▼▼▼

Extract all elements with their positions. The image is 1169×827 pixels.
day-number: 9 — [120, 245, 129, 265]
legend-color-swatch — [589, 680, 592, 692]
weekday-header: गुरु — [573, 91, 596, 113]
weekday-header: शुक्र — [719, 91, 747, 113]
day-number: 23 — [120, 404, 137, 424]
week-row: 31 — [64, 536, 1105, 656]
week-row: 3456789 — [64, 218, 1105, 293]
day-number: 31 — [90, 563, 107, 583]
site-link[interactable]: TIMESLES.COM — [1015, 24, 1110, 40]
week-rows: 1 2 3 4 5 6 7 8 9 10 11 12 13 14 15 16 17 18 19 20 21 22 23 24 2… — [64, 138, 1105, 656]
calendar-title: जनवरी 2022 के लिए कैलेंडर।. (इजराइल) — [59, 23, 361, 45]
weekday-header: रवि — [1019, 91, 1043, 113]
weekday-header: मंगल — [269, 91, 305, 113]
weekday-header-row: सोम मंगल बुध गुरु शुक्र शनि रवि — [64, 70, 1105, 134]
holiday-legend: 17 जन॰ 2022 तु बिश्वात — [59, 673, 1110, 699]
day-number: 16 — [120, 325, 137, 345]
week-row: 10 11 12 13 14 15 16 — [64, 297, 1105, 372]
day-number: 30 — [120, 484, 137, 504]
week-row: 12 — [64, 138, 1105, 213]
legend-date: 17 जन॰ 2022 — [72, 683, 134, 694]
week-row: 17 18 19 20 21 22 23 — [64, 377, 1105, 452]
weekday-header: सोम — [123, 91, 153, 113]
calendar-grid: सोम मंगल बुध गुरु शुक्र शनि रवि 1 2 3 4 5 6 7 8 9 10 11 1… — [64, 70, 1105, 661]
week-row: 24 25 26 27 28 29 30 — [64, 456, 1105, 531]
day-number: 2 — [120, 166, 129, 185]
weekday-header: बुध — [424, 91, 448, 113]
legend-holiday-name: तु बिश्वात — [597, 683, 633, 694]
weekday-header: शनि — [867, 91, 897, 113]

▲▲▲

» Written instruction
Print the stretch of the records from their first line through the line containing "day-number: 31 — [90, 563, 107, 583]", both ends included, reproducing each line word for word.

» Result of this task
Extract all elements with their positions. The image is 1169×827 pixels.
day-number: 9 — [120, 245, 129, 265]
legend-color-swatch — [589, 680, 592, 692]
weekday-header: गुरु — [573, 91, 596, 113]
weekday-header: शुक्र — [719, 91, 747, 113]
day-number: 23 — [120, 404, 137, 424]
week-row: 31 — [64, 536, 1105, 656]
week-row: 3456789 — [64, 218, 1105, 293]
day-number: 31 — [90, 563, 107, 583]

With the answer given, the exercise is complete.